* Excerpted passage:
>> Start

Crude oil prices stayed under pressure on Friday as tanker traffic through the Strait of Hormuz continued to recover and diplomatic engagement between the US and Iran showed signs of progress. Brent crude is also headed for a fourth straight weekly decline, its longest losing streak since August 2024

Crude oil price on July 3

Brent crude hovered near the $71-a-barrel mark after briefly dipping below that level in the previous session, while US benchmark West Texas Intermediate (WTI) traded around $68 a barrel.

The commodity has retreated sharply from the $125-a-barrel highs touched during the peak of the Gulf conflict, as higher output from regional producers and improved supply expectations followed the preliminary memorandum of understanding (MoU) signed by the US and Iran in mid-June.

Saudi Arabia, the region’s largest oil producer, has restored exports to roughly 90 percent of pre-conflict levels for most of this week. A significant share of the kingdom’s crude shipments passes through the Strait of Hormuz.

Speaking to CNBC, US President Donald Trump said negotiations with Iran were still underway and claimed that Tehran “has agreed to just about everything we need.” However, the Wall Street Journal reported that Iran remains unwilling to abandon its demand for control over the Strait of Hormuz and intends to continue charging transit tolls after the 60-day deadline expires.

Supply has increased not only from Saudi Arabia but also from the United Arab Emirates, which is no longer an OPEC member, and from Iran after it secured sanctions relief under the terms of the preliminary MoU.
Read more: Crude oil correction could be India’s next big market trigger: Rohit Seksaria

Worst over?

>> End

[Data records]
>> Start

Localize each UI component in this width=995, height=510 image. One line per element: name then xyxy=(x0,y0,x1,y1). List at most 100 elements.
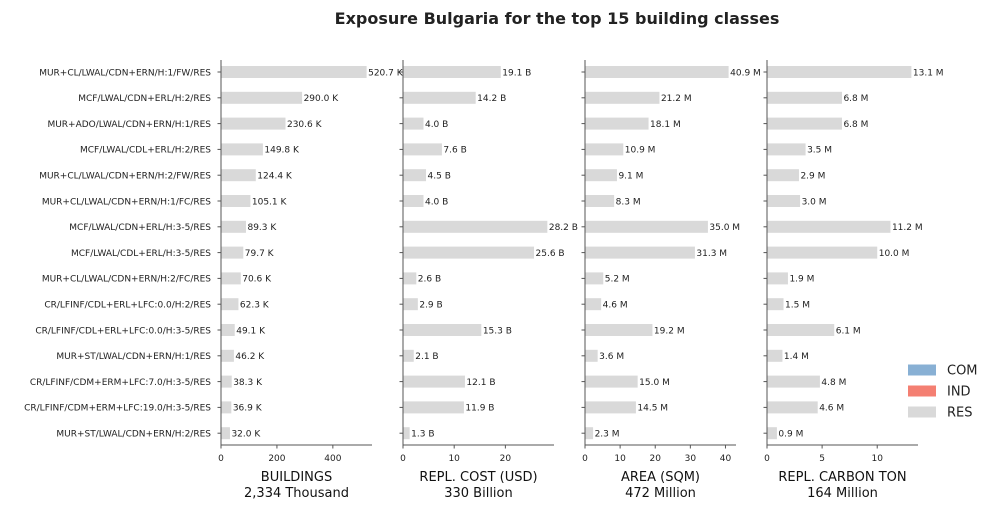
category-label: MUR+ST/LWAL/CDN+ERN/H:1/RES xyxy=(56,352,211,362)
bar xyxy=(585,375,638,388)
bar-value-label: 2.9 B xyxy=(419,301,442,311)
bar xyxy=(767,427,777,440)
panel-2: 19.1 B 14.2 B 4.0 B 7.6 B 4.5 B 4.0 B 28.2 B 25… xyxy=(399,60,578,501)
bar xyxy=(403,91,476,104)
x-axis-total: 330 Billion xyxy=(444,486,513,501)
x-tick-label: 0 xyxy=(764,454,770,464)
bar xyxy=(403,220,548,233)
bar xyxy=(221,401,232,414)
bar xyxy=(403,66,501,78)
bar-value-label: 31.3 M xyxy=(696,249,727,259)
x-tick-label: 0 xyxy=(400,454,406,464)
bar-value-label: 3.0 M xyxy=(802,197,827,207)
bar-value-label: 6.8 M xyxy=(843,94,868,104)
bar xyxy=(403,401,464,414)
bar xyxy=(585,349,598,362)
bar xyxy=(403,117,424,130)
bar xyxy=(585,401,636,414)
bar-value-label: 149.8 K xyxy=(264,146,300,156)
bar xyxy=(221,143,263,156)
bar-value-label: 4.6 M xyxy=(603,301,628,311)
x-tick-label: 40 xyxy=(720,454,732,464)
bar xyxy=(403,272,417,285)
bar xyxy=(221,66,367,78)
bar-value-label: 19.2 M xyxy=(654,326,685,336)
x-tick-label: 0 xyxy=(582,454,588,464)
bar-value-label: 290.0 K xyxy=(304,94,340,104)
bar-value-label: 62.3 K xyxy=(240,301,270,311)
bar xyxy=(767,401,818,414)
bar xyxy=(767,91,842,104)
category-label: MUR+CL/LWAL/CDN+ERN/H:2/FW/RES xyxy=(39,172,211,182)
panel-4: 13.1 M 6.8 M 6.8 M 3.5 M 2.9 M 3.0 M 11.2 M 10.… xyxy=(763,60,944,501)
bar-value-label: 19.1 B xyxy=(502,68,531,78)
bar-value-label: 6.1 M xyxy=(836,326,861,336)
x-axis-label: REPL. COST (USD) xyxy=(419,470,537,485)
category-label: MUR+ST/LWAL/CDN+ERN/H:2/RES xyxy=(56,430,211,440)
bar-value-label: 14.2 B xyxy=(477,94,506,104)
bar-value-label: 70.6 K xyxy=(242,275,272,285)
panel-1: 520.7 K 290.0 K 230.6 K 149.8 K 124.4 K 105.1… xyxy=(24,60,404,501)
bar xyxy=(767,349,783,362)
legend-swatch-com xyxy=(908,364,936,376)
bar-value-label: 25.6 B xyxy=(536,249,565,259)
bar xyxy=(403,375,465,388)
bar-value-label: 520.7 K xyxy=(368,68,404,78)
legend-swatch-ind xyxy=(908,385,936,397)
bar-value-label: 4.0 B xyxy=(425,120,448,130)
bar-value-label: 32.0 K xyxy=(231,430,261,440)
bar xyxy=(585,66,729,78)
x-tick-label: 30 xyxy=(685,454,697,464)
x-tick-label: 20 xyxy=(650,454,662,464)
category-label: MUR+CL/LWAL/CDN+ERN/H:1/FW/RES xyxy=(39,68,211,78)
bar xyxy=(585,298,602,311)
bar xyxy=(221,349,234,362)
bar-value-label: 1.9 M xyxy=(789,275,814,285)
bar-value-label: 4.8 M xyxy=(821,378,846,388)
bar xyxy=(585,427,594,440)
bar-value-label: 3.5 M xyxy=(807,146,832,156)
bar-value-label: 4.5 B xyxy=(428,172,451,182)
bar xyxy=(221,246,244,259)
bar xyxy=(585,272,604,285)
bar-value-label: 40.9 M xyxy=(730,68,761,78)
bar xyxy=(221,298,239,311)
x-axis-total: 472 Million xyxy=(625,486,696,501)
bar-value-label: 18.1 M xyxy=(650,120,681,130)
x-axis-total: 164 Million xyxy=(807,486,878,501)
category-label: CR/LFINF/CDL+ERL+LFC:0.0/H:2/RES xyxy=(44,301,211,311)
x-tick-label: 20 xyxy=(500,454,512,464)
chart-title: Exposure Bulgaria for the top 15 buildin… xyxy=(335,9,780,28)
x-tick-label: 5 xyxy=(819,454,825,464)
bar xyxy=(585,91,660,104)
bar-value-label: 0.9 M xyxy=(778,430,803,440)
bar-value-label: 28.2 B xyxy=(549,223,578,233)
bar xyxy=(585,220,708,233)
bar xyxy=(767,246,878,259)
bar xyxy=(767,66,912,78)
panel-3: 40.9 M 21.2 M 18.1 M 10.9 M 9.1 M 8.3 M 35.0 M… xyxy=(581,60,761,501)
x-tick-label: 400 xyxy=(324,454,341,464)
bar-value-label: 15.3 B xyxy=(483,326,512,336)
x-axis-label: AREA (SQM) xyxy=(621,470,700,485)
category-label: MCF/LWAL/CDN+ERL/H:2/RES xyxy=(78,94,211,104)
bar xyxy=(767,324,835,336)
bar xyxy=(585,195,615,207)
bar xyxy=(767,375,820,388)
bar xyxy=(403,324,482,336)
bar-value-label: 10.9 M xyxy=(625,146,656,156)
bar-value-label: 8.3 M xyxy=(616,197,641,207)
legend: COM IND RES xyxy=(908,364,978,421)
bar-value-label: 9.1 M xyxy=(618,172,643,182)
bar-value-label: 46.2 K xyxy=(235,352,265,362)
bar xyxy=(585,246,695,259)
bar-value-label: 2.1 B xyxy=(415,352,438,362)
bar-value-label: 2.9 M xyxy=(800,172,825,182)
x-tick-label: 0 xyxy=(218,454,224,464)
category-label: CR/LFINF/CDM+ERM+LFC:19.0/H:3-5/RES xyxy=(24,404,211,414)
bar-value-label: 12.1 B xyxy=(466,378,495,388)
bar-value-label: 124.4 K xyxy=(257,172,293,182)
x-tick-label: 10 xyxy=(871,454,883,464)
legend-swatch-res xyxy=(908,406,936,418)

>> End

* Required work:
A. Tally the lines of the data records that contain the string "tick", treating uppercase and lowercase as different, and give only the number.
B. Extend the crude oil prices excerpt, picking up right after its last line.

* Results of the exercise:
A. 11

B.
Macquarie Group has sharply lowered its oil price forecasts for 2026 and 2027, citing expectations of a quicker-than-anticipated normalization of crude flows from the Middle East. Following the interim peace agreement between the United States and Iran, which has allowed oil shipments to resume from the Persian Gulf, the bank now expects brent crude, the global benchmark, to average $77 a barrel in 2026, down from its earlier forecast of $89. It also cut its 2027 Brent outlook to $64 a barrel from $74 previously.
Despite several challenges that could slow the recovery in regional oil production, producers in the Middle East are likely to restore output faster than markets currently anticipate, strategists Peter Taylor, Vikas Dwivedi and others said in a research note.
Tanker movement through the strait has started improving, with U.S. Vice President JD Vance said oil flows had returned to pre-war levels, although he did not provide any figures.

Others argue that despite the improvement, a complete reopening of the Strait of Hormuz is expected to take time, say experts. It will require coordination of vessel movements, restarting oil wells, repairing damaged infrastructure and agreements on de-mining operations. Some shipowners also remain cautious about operating in the strait and the wider Persian Gulf.

Analysts said global oil inventories were depleted during the prolonged disruption to shipping through the Strait of Hormuz and will take time to rebuild. They added that stockpiles could continue to decline before additional supplies from the Gulf start reaching international markets.

Last month, Saudi Aramco Chief Executive Officer Amin Nasser warned that disruptions in the Strait of Hormuz could delay the return of stability to global oil markets until 2027. He said prolonged interruptions could affect nearly 100 million barrels of oil supply every week. Saudi Aramco is the world’s largest oil producer.

Also read: India’s next stock market headache isn’t oil but a bigger storm brewing in the skies

(Disclaimer: Recommendations, suggestions, views and opinions given by the experts are their own. These do not represent the views of The Economic Times)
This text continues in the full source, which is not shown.